-- Request --
Write out the records again, exactly, leaving none out.

-- Items listed in a dataset --
----------
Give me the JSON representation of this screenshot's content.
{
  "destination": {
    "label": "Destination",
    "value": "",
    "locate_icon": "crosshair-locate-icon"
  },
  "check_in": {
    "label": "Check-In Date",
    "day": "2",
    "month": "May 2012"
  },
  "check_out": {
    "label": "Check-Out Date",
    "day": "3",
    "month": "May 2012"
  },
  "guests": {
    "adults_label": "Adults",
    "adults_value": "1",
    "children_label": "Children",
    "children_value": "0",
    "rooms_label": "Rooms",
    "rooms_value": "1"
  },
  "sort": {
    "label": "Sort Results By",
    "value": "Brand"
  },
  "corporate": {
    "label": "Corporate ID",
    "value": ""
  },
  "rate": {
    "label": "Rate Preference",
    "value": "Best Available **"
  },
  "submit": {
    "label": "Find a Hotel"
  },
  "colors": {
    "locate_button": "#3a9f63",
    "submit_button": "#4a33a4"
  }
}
----------
-- Complete output --
Give me the JSON representation of this screenshot's content.
{
  "destination": {
    "label": "Destination",
    "value": "",
    "locate_icon": "crosshair-locate-icon"
  },
  "check_in": {
    "label": "Check-In Date",
    "day": "2",
    "month": "May 2012"
  },
  "check_out": {
    "label": "Check-Out Date",
    "day": "3",
    "month": "May 2012"
  },
  "guests": {
    "adults_label": "Adults",
    "adults_value": "1",
    "children_label": "Children",
    "children_value": "0",
    "rooms_label": "Rooms",
    "rooms_value": "1"
  },
  "sort": {
    "label": "Sort Results By",
    "value": "Brand"
  },
  "corporate": {
    "label": "Corporate ID",
    "value": ""
  },
  "rate": {
    "label": "Rate Preference",
    "value": "Best Available **"
  },
  "submit": {
    "label": "Find a Hotel"
  },
  "colors": {
    "locate_button": "#3a9f63",
    "submit_button": "#4a33a4"
  }
}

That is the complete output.